## EXERCISE INSTRUCTIONS
How many of the lines below include "object"? Give the number and no other words.

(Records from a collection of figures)

☆ ☆ ☆ ☆ ☆ ☆ ☆

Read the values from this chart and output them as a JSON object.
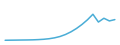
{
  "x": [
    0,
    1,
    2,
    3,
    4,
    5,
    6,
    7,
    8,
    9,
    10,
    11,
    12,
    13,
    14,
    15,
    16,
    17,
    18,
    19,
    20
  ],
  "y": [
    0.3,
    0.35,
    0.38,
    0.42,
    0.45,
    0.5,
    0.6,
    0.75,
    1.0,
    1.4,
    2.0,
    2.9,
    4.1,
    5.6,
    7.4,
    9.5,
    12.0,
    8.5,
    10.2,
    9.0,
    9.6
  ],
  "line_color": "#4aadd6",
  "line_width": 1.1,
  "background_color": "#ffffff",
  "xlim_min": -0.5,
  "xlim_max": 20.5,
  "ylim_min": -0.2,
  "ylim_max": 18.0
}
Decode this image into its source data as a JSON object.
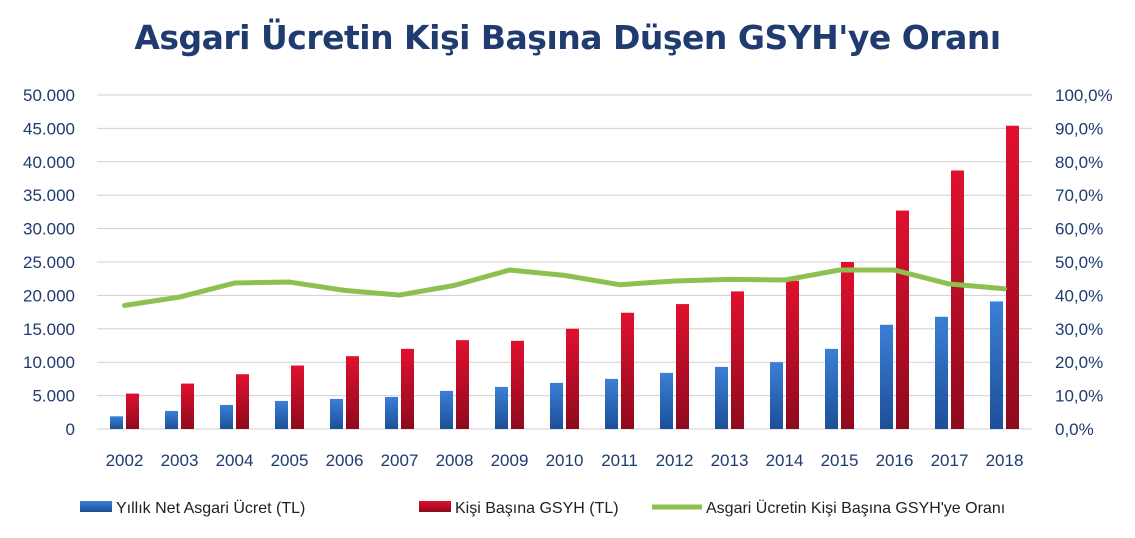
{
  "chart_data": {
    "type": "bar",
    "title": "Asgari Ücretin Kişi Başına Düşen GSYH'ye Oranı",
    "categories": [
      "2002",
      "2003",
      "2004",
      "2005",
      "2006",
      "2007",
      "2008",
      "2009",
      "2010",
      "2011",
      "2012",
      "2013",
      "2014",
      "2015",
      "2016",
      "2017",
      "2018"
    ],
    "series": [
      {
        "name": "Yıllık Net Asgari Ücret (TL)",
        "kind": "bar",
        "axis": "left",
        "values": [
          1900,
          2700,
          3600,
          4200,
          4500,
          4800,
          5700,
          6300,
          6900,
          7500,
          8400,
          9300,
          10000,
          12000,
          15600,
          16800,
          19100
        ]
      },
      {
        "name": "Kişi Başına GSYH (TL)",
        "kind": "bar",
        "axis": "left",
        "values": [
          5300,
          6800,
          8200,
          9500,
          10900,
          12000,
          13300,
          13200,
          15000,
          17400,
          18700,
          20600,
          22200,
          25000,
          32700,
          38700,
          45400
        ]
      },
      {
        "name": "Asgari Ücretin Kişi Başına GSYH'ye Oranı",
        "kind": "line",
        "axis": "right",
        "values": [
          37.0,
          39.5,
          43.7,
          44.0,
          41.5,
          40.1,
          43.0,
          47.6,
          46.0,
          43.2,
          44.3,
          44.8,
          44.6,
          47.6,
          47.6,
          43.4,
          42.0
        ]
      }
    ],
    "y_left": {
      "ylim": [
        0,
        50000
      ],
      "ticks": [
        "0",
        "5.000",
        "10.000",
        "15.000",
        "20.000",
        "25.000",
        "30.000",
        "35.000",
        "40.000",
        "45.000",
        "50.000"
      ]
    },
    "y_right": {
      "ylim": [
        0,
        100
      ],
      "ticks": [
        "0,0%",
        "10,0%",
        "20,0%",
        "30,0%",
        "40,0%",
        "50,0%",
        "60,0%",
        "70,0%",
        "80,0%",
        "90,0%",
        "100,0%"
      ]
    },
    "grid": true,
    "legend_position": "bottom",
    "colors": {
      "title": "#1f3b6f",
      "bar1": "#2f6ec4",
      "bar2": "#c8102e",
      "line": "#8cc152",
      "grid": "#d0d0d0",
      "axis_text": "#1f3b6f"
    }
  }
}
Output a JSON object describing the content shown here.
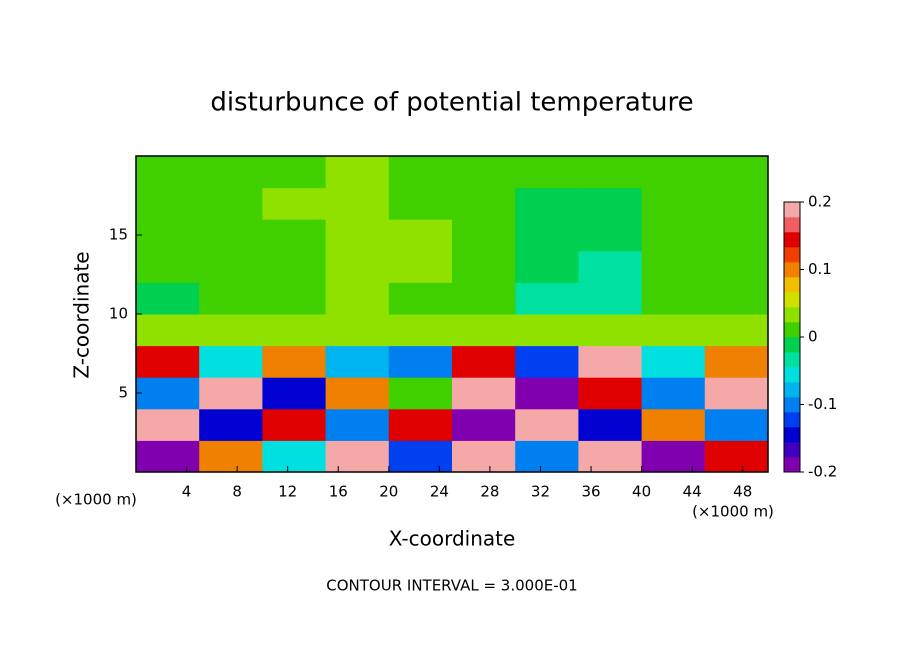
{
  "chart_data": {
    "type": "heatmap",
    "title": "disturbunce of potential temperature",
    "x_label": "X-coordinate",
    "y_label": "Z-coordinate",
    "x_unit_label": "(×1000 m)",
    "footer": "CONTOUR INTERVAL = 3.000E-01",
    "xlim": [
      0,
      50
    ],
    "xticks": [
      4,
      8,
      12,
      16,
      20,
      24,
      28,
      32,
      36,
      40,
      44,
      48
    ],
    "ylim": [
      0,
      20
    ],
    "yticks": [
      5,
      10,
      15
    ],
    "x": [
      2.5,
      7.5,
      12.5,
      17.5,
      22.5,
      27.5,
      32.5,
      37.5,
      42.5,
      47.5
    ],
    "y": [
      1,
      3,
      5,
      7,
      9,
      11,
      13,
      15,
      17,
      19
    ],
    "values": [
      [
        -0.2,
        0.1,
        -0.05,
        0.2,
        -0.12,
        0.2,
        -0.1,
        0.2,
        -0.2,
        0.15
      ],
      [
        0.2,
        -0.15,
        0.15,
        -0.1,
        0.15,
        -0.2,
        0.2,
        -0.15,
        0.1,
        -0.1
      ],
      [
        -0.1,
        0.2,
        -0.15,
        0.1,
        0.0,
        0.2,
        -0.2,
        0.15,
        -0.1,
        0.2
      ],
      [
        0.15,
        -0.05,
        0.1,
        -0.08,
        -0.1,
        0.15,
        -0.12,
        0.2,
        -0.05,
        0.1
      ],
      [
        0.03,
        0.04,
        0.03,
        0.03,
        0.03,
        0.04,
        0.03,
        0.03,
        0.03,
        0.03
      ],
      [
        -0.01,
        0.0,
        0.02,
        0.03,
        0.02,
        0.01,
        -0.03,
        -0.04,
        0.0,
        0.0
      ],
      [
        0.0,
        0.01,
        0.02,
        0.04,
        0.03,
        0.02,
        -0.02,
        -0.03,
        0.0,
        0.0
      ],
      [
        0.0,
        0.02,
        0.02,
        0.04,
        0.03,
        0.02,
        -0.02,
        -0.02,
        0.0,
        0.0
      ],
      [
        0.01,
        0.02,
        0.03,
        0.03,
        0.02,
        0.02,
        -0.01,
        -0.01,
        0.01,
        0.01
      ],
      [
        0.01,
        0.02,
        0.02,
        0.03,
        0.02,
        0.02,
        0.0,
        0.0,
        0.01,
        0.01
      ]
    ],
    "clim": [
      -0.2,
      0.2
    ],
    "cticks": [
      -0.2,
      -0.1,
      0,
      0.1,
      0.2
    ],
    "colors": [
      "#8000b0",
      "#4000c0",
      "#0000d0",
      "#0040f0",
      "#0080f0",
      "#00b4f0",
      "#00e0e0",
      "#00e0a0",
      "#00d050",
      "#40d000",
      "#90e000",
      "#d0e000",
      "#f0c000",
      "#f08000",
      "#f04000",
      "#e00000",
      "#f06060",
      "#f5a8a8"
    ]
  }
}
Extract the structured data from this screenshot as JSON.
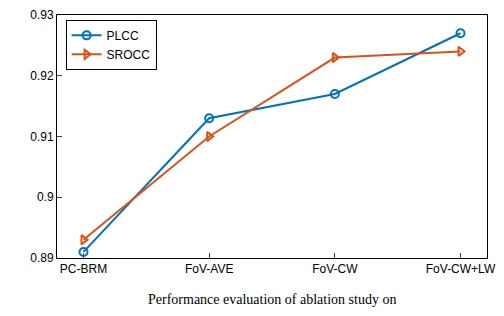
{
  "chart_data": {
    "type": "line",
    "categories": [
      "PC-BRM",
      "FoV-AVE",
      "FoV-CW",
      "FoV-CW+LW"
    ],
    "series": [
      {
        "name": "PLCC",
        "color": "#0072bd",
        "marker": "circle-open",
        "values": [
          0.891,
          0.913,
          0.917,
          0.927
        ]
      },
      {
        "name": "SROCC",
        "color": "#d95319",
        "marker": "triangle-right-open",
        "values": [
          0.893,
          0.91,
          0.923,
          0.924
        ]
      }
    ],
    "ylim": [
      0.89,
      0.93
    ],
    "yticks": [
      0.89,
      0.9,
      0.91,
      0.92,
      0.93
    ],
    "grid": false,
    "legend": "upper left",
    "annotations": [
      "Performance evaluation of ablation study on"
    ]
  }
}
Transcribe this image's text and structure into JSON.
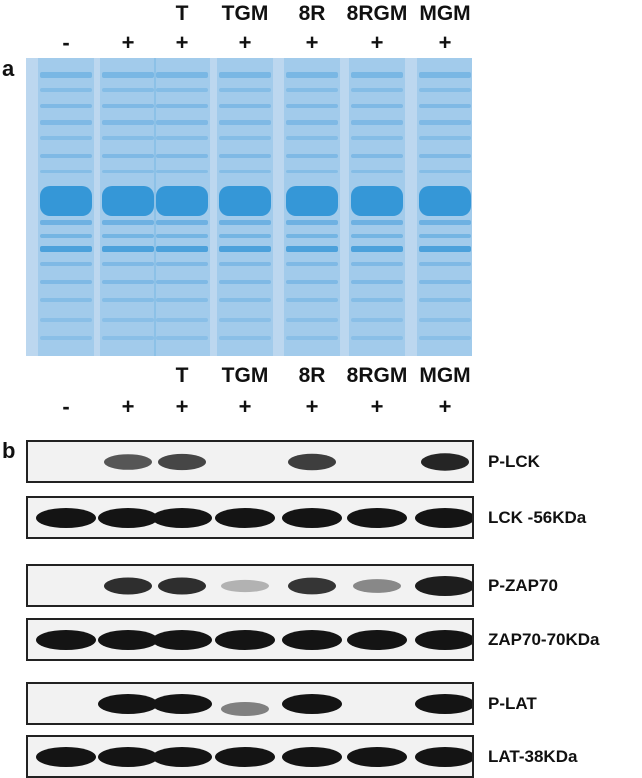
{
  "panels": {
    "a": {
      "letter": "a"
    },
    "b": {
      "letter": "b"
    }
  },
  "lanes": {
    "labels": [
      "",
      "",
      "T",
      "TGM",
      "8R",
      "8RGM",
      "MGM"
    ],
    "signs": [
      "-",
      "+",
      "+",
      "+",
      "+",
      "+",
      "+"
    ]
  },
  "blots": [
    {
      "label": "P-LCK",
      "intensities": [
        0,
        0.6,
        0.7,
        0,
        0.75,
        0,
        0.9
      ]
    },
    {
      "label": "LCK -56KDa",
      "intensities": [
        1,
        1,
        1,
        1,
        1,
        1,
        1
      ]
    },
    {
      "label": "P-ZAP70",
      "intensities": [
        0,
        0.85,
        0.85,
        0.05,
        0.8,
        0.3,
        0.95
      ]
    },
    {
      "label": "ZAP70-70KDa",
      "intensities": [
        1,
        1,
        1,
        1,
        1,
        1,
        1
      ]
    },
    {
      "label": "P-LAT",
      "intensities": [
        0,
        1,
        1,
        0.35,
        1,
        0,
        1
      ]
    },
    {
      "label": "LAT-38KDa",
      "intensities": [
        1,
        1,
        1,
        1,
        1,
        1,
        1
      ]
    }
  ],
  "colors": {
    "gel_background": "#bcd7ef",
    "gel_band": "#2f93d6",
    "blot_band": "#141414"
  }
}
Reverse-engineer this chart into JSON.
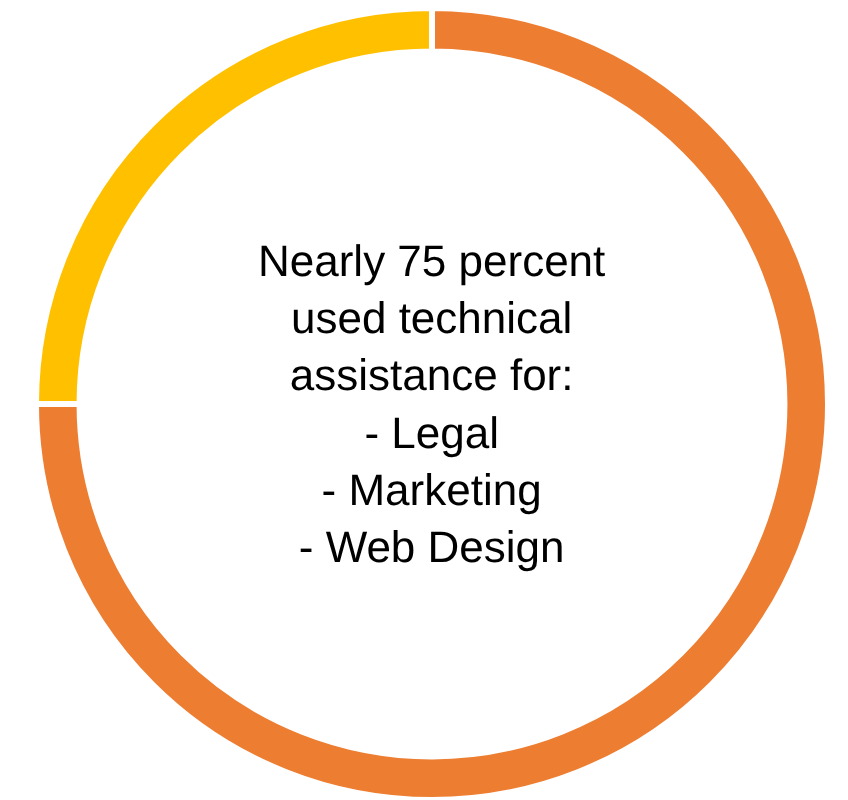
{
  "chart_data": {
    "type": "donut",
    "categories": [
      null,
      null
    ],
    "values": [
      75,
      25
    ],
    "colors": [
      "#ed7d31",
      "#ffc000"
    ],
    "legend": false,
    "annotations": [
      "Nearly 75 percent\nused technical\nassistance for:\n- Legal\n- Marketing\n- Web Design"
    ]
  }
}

☆ ☆ ☆ ☆ ☆ ☆ ☆

## EXERCISE RESPONSE
3